### Written request
Write out every line of the material exactly as it appears.

### Entries shown
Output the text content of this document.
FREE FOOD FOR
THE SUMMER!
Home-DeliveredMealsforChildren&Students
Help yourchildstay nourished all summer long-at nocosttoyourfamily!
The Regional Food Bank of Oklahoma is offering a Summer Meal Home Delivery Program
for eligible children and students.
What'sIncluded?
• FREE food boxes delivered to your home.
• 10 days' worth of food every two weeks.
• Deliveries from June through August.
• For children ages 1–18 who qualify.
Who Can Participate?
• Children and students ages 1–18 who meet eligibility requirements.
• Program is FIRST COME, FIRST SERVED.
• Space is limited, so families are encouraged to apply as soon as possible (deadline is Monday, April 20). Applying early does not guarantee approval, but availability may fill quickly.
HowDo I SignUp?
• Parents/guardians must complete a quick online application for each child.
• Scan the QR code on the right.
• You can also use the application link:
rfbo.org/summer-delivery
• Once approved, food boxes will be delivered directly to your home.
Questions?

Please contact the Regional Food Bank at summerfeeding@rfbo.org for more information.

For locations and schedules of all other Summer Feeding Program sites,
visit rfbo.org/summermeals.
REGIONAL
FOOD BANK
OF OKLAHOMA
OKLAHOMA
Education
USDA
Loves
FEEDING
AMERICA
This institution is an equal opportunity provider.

### Complete answer
Output the text content of this document.
FREE FOOD FOR
THE SUMMER!
Home-DeliveredMealsforChildren&Students
Help yourchildstay nourished all summer long-at nocosttoyourfamily!
The Regional Food Bank of Oklahoma is offering a Summer Meal Home Delivery Program
for eligible children and students.
What'sIncluded?
• FREE food boxes delivered to your home.
• 10 days' worth of food every two weeks.
• Deliveries from June through August.
• For children ages 1–18 who qualify.
Who Can Participate?
• Children and students ages 1–18 who meet eligibility requirements.
• Program is FIRST COME, FIRST SERVED.
• Space is limited, so families are encouraged to apply as soon as possible (deadline is Monday, April 20). Applying early does not guarantee approval, but availability may fill quickly.
HowDo I SignUp?
• Parents/guardians must complete a quick online application for each child.
• Scan the QR code on the right.
• You can also use the application link:
rfbo.org/summer-delivery
• Once approved, food boxes will be delivered directly to your home.
Questions?

Please contact the Regional Food Bank at summerfeeding@rfbo.org for more information.

For locations and schedules of all other Summer Feeding Program sites,
visit rfbo.org/summermeals.
REGIONAL
FOOD BANK
OF OKLAHOMA
OKLAHOMA
Education
USDA
Loves
FEEDING
AMERICA
This institution is an equal opportunity provider.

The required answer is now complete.